# Task objective
Transcribe all of the material exactly. Any picture in it should be left out.

Source records:
···

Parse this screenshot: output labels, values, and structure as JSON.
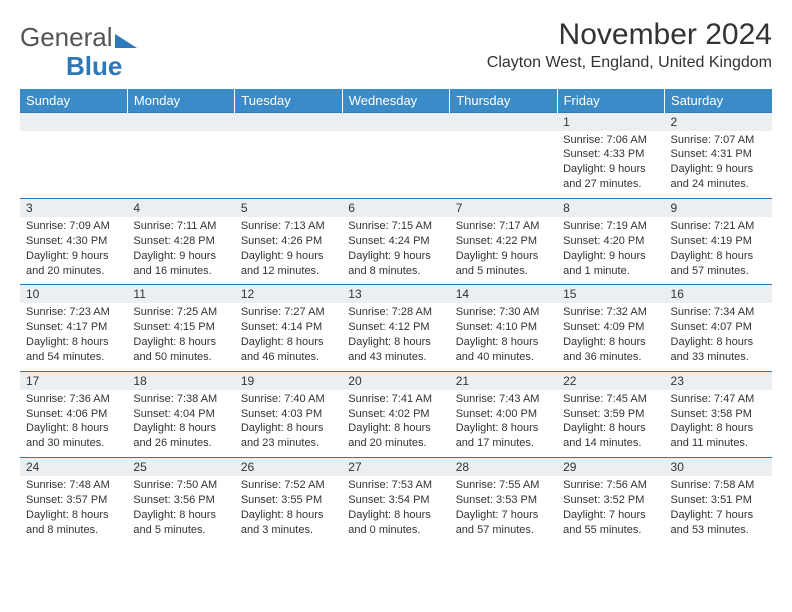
{
  "logo": {
    "word1": "General",
    "word2": "Blue",
    "tri_color": "#2e77b8",
    "text_color": "#555555"
  },
  "title": "November 2024",
  "location": "Clayton West, England, United Kingdom",
  "colors": {
    "header_bg": "#3b8bc9",
    "header_text": "#ffffff",
    "daynum_bg": "#eceff1",
    "row_border": "#2e77b8",
    "body_text": "#333333"
  },
  "typography": {
    "title_fontsize": 30,
    "location_fontsize": 16,
    "header_fontsize": 13,
    "daynum_fontsize": 12,
    "detail_fontsize": 11
  },
  "weekdays": [
    "Sunday",
    "Monday",
    "Tuesday",
    "Wednesday",
    "Thursday",
    "Friday",
    "Saturday"
  ],
  "weeks": [
    {
      "days": [
        null,
        null,
        null,
        null,
        null,
        {
          "n": "1",
          "sr": "Sunrise: 7:06 AM",
          "ss": "Sunset: 4:33 PM",
          "d1": "Daylight: 9 hours",
          "d2": "and 27 minutes."
        },
        {
          "n": "2",
          "sr": "Sunrise: 7:07 AM",
          "ss": "Sunset: 4:31 PM",
          "d1": "Daylight: 9 hours",
          "d2": "and 24 minutes."
        }
      ]
    },
    {
      "days": [
        {
          "n": "3",
          "sr": "Sunrise: 7:09 AM",
          "ss": "Sunset: 4:30 PM",
          "d1": "Daylight: 9 hours",
          "d2": "and 20 minutes."
        },
        {
          "n": "4",
          "sr": "Sunrise: 7:11 AM",
          "ss": "Sunset: 4:28 PM",
          "d1": "Daylight: 9 hours",
          "d2": "and 16 minutes."
        },
        {
          "n": "5",
          "sr": "Sunrise: 7:13 AM",
          "ss": "Sunset: 4:26 PM",
          "d1": "Daylight: 9 hours",
          "d2": "and 12 minutes."
        },
        {
          "n": "6",
          "sr": "Sunrise: 7:15 AM",
          "ss": "Sunset: 4:24 PM",
          "d1": "Daylight: 9 hours",
          "d2": "and 8 minutes."
        },
        {
          "n": "7",
          "sr": "Sunrise: 7:17 AM",
          "ss": "Sunset: 4:22 PM",
          "d1": "Daylight: 9 hours",
          "d2": "and 5 minutes."
        },
        {
          "n": "8",
          "sr": "Sunrise: 7:19 AM",
          "ss": "Sunset: 4:20 PM",
          "d1": "Daylight: 9 hours",
          "d2": "and 1 minute."
        },
        {
          "n": "9",
          "sr": "Sunrise: 7:21 AM",
          "ss": "Sunset: 4:19 PM",
          "d1": "Daylight: 8 hours",
          "d2": "and 57 minutes."
        }
      ]
    },
    {
      "days": [
        {
          "n": "10",
          "sr": "Sunrise: 7:23 AM",
          "ss": "Sunset: 4:17 PM",
          "d1": "Daylight: 8 hours",
          "d2": "and 54 minutes."
        },
        {
          "n": "11",
          "sr": "Sunrise: 7:25 AM",
          "ss": "Sunset: 4:15 PM",
          "d1": "Daylight: 8 hours",
          "d2": "and 50 minutes."
        },
        {
          "n": "12",
          "sr": "Sunrise: 7:27 AM",
          "ss": "Sunset: 4:14 PM",
          "d1": "Daylight: 8 hours",
          "d2": "and 46 minutes."
        },
        {
          "n": "13",
          "sr": "Sunrise: 7:28 AM",
          "ss": "Sunset: 4:12 PM",
          "d1": "Daylight: 8 hours",
          "d2": "and 43 minutes."
        },
        {
          "n": "14",
          "sr": "Sunrise: 7:30 AM",
          "ss": "Sunset: 4:10 PM",
          "d1": "Daylight: 8 hours",
          "d2": "and 40 minutes."
        },
        {
          "n": "15",
          "sr": "Sunrise: 7:32 AM",
          "ss": "Sunset: 4:09 PM",
          "d1": "Daylight: 8 hours",
          "d2": "and 36 minutes."
        },
        {
          "n": "16",
          "sr": "Sunrise: 7:34 AM",
          "ss": "Sunset: 4:07 PM",
          "d1": "Daylight: 8 hours",
          "d2": "and 33 minutes."
        }
      ]
    },
    {
      "days": [
        {
          "n": "17",
          "sr": "Sunrise: 7:36 AM",
          "ss": "Sunset: 4:06 PM",
          "d1": "Daylight: 8 hours",
          "d2": "and 30 minutes."
        },
        {
          "n": "18",
          "sr": "Sunrise: 7:38 AM",
          "ss": "Sunset: 4:04 PM",
          "d1": "Daylight: 8 hours",
          "d2": "and 26 minutes."
        },
        {
          "n": "19",
          "sr": "Sunrise: 7:40 AM",
          "ss": "Sunset: 4:03 PM",
          "d1": "Daylight: 8 hours",
          "d2": "and 23 minutes."
        },
        {
          "n": "20",
          "sr": "Sunrise: 7:41 AM",
          "ss": "Sunset: 4:02 PM",
          "d1": "Daylight: 8 hours",
          "d2": "and 20 minutes."
        },
        {
          "n": "21",
          "sr": "Sunrise: 7:43 AM",
          "ss": "Sunset: 4:00 PM",
          "d1": "Daylight: 8 hours",
          "d2": "and 17 minutes."
        },
        {
          "n": "22",
          "sr": "Sunrise: 7:45 AM",
          "ss": "Sunset: 3:59 PM",
          "d1": "Daylight: 8 hours",
          "d2": "and 14 minutes."
        },
        {
          "n": "23",
          "sr": "Sunrise: 7:47 AM",
          "ss": "Sunset: 3:58 PM",
          "d1": "Daylight: 8 hours",
          "d2": "and 11 minutes."
        }
      ]
    },
    {
      "days": [
        {
          "n": "24",
          "sr": "Sunrise: 7:48 AM",
          "ss": "Sunset: 3:57 PM",
          "d1": "Daylight: 8 hours",
          "d2": "and 8 minutes."
        },
        {
          "n": "25",
          "sr": "Sunrise: 7:50 AM",
          "ss": "Sunset: 3:56 PM",
          "d1": "Daylight: 8 hours",
          "d2": "and 5 minutes."
        },
        {
          "n": "26",
          "sr": "Sunrise: 7:52 AM",
          "ss": "Sunset: 3:55 PM",
          "d1": "Daylight: 8 hours",
          "d2": "and 3 minutes."
        },
        {
          "n": "27",
          "sr": "Sunrise: 7:53 AM",
          "ss": "Sunset: 3:54 PM",
          "d1": "Daylight: 8 hours",
          "d2": "and 0 minutes."
        },
        {
          "n": "28",
          "sr": "Sunrise: 7:55 AM",
          "ss": "Sunset: 3:53 PM",
          "d1": "Daylight: 7 hours",
          "d2": "and 57 minutes."
        },
        {
          "n": "29",
          "sr": "Sunrise: 7:56 AM",
          "ss": "Sunset: 3:52 PM",
          "d1": "Daylight: 7 hours",
          "d2": "and 55 minutes."
        },
        {
          "n": "30",
          "sr": "Sunrise: 7:58 AM",
          "ss": "Sunset: 3:51 PM",
          "d1": "Daylight: 7 hours",
          "d2": "and 53 minutes."
        }
      ]
    }
  ]
}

···

# Exercise response
Parse this screenshot: output labels, values, and structure as JSON.
{
  "logo": {
    "word1": "General",
    "word2": "Blue",
    "tri_color": "#2e77b8",
    "text_color": "#555555"
  },
  "title": "November 2024",
  "location": "Clayton West, England, United Kingdom",
  "colors": {
    "header_bg": "#3b8bc9",
    "header_text": "#ffffff",
    "daynum_bg": "#eceff1",
    "row_border": "#2e77b8",
    "body_text": "#333333"
  },
  "typography": {
    "title_fontsize": 30,
    "location_fontsize": 16,
    "header_fontsize": 13,
    "daynum_fontsize": 12,
    "detail_fontsize": 11
  },
  "weekdays": [
    "Sunday",
    "Monday",
    "Tuesday",
    "Wednesday",
    "Thursday",
    "Friday",
    "Saturday"
  ],
  "weeks": [
    {
      "days": [
        null,
        null,
        null,
        null,
        null,
        {
          "n": "1",
          "sr": "Sunrise: 7:06 AM",
          "ss": "Sunset: 4:33 PM",
          "d1": "Daylight: 9 hours",
          "d2": "and 27 minutes."
        },
        {
          "n": "2",
          "sr": "Sunrise: 7:07 AM",
          "ss": "Sunset: 4:31 PM",
          "d1": "Daylight: 9 hours",
          "d2": "and 24 minutes."
        }
      ]
    },
    {
      "days": [
        {
          "n": "3",
          "sr": "Sunrise: 7:09 AM",
          "ss": "Sunset: 4:30 PM",
          "d1": "Daylight: 9 hours",
          "d2": "and 20 minutes."
        },
        {
          "n": "4",
          "sr": "Sunrise: 7:11 AM",
          "ss": "Sunset: 4:28 PM",
          "d1": "Daylight: 9 hours",
          "d2": "and 16 minutes."
        },
        {
          "n": "5",
          "sr": "Sunrise: 7:13 AM",
          "ss": "Sunset: 4:26 PM",
          "d1": "Daylight: 9 hours",
          "d2": "and 12 minutes."
        },
        {
          "n": "6",
          "sr": "Sunrise: 7:15 AM",
          "ss": "Sunset: 4:24 PM",
          "d1": "Daylight: 9 hours",
          "d2": "and 8 minutes."
        },
        {
          "n": "7",
          "sr": "Sunrise: 7:17 AM",
          "ss": "Sunset: 4:22 PM",
          "d1": "Daylight: 9 hours",
          "d2": "and 5 minutes."
        },
        {
          "n": "8",
          "sr": "Sunrise: 7:19 AM",
          "ss": "Sunset: 4:20 PM",
          "d1": "Daylight: 9 hours",
          "d2": "and 1 minute."
        },
        {
          "n": "9",
          "sr": "Sunrise: 7:21 AM",
          "ss": "Sunset: 4:19 PM",
          "d1": "Daylight: 8 hours",
          "d2": "and 57 minutes."
        }
      ]
    },
    {
      "days": [
        {
          "n": "10",
          "sr": "Sunrise: 7:23 AM",
          "ss": "Sunset: 4:17 PM",
          "d1": "Daylight: 8 hours",
          "d2": "and 54 minutes."
        },
        {
          "n": "11",
          "sr": "Sunrise: 7:25 AM",
          "ss": "Sunset: 4:15 PM",
          "d1": "Daylight: 8 hours",
          "d2": "and 50 minutes."
        },
        {
          "n": "12",
          "sr": "Sunrise: 7:27 AM",
          "ss": "Sunset: 4:14 PM",
          "d1": "Daylight: 8 hours",
          "d2": "and 46 minutes."
        },
        {
          "n": "13",
          "sr": "Sunrise: 7:28 AM",
          "ss": "Sunset: 4:12 PM",
          "d1": "Daylight: 8 hours",
          "d2": "and 43 minutes."
        },
        {
          "n": "14",
          "sr": "Sunrise: 7:30 AM",
          "ss": "Sunset: 4:10 PM",
          "d1": "Daylight: 8 hours",
          "d2": "and 40 minutes."
        },
        {
          "n": "15",
          "sr": "Sunrise: 7:32 AM",
          "ss": "Sunset: 4:09 PM",
          "d1": "Daylight: 8 hours",
          "d2": "and 36 minutes."
        },
        {
          "n": "16",
          "sr": "Sunrise: 7:34 AM",
          "ss": "Sunset: 4:07 PM",
          "d1": "Daylight: 8 hours",
          "d2": "and 33 minutes."
        }
      ]
    },
    {
      "days": [
        {
          "n": "17",
          "sr": "Sunrise: 7:36 AM",
          "ss": "Sunset: 4:06 PM",
          "d1": "Daylight: 8 hours",
          "d2": "and 30 minutes."
        },
        {
          "n": "18",
          "sr": "Sunrise: 7:38 AM",
          "ss": "Sunset: 4:04 PM",
          "d1": "Daylight: 8 hours",
          "d2": "and 26 minutes."
        },
        {
          "n": "19",
          "sr": "Sunrise: 7:40 AM",
          "ss": "Sunset: 4:03 PM",
          "d1": "Daylight: 8 hours",
          "d2": "and 23 minutes."
        },
        {
          "n": "20",
          "sr": "Sunrise: 7:41 AM",
          "ss": "Sunset: 4:02 PM",
          "d1": "Daylight: 8 hours",
          "d2": "and 20 minutes."
        },
        {
          "n": "21",
          "sr": "Sunrise: 7:43 AM",
          "ss": "Sunset: 4:00 PM",
          "d1": "Daylight: 8 hours",
          "d2": "and 17 minutes."
        },
        {
          "n": "22",
          "sr": "Sunrise: 7:45 AM",
          "ss": "Sunset: 3:59 PM",
          "d1": "Daylight: 8 hours",
          "d2": "and 14 minutes."
        },
        {
          "n": "23",
          "sr": "Sunrise: 7:47 AM",
          "ss": "Sunset: 3:58 PM",
          "d1": "Daylight: 8 hours",
          "d2": "and 11 minutes."
        }
      ]
    },
    {
      "days": [
        {
          "n": "24",
          "sr": "Sunrise: 7:48 AM",
          "ss": "Sunset: 3:57 PM",
          "d1": "Daylight: 8 hours",
          "d2": "and 8 minutes."
        },
        {
          "n": "25",
          "sr": "Sunrise: 7:50 AM",
          "ss": "Sunset: 3:56 PM",
          "d1": "Daylight: 8 hours",
          "d2": "and 5 minutes."
        },
        {
          "n": "26",
          "sr": "Sunrise: 7:52 AM",
          "ss": "Sunset: 3:55 PM",
          "d1": "Daylight: 8 hours",
          "d2": "and 3 minutes."
        },
        {
          "n": "27",
          "sr": "Sunrise: 7:53 AM",
          "ss": "Sunset: 3:54 PM",
          "d1": "Daylight: 8 hours",
          "d2": "and 0 minutes."
        },
        {
          "n": "28",
          "sr": "Sunrise: 7:55 AM",
          "ss": "Sunset: 3:53 PM",
          "d1": "Daylight: 7 hours",
          "d2": "and 57 minutes."
        },
        {
          "n": "29",
          "sr": "Sunrise: 7:56 AM",
          "ss": "Sunset: 3:52 PM",
          "d1": "Daylight: 7 hours",
          "d2": "and 55 minutes."
        },
        {
          "n": "30",
          "sr": "Sunrise: 7:58 AM",
          "ss": "Sunset: 3:51 PM",
          "d1": "Daylight: 7 hours",
          "d2": "and 53 minutes."
        }
      ]
    }
  ]
}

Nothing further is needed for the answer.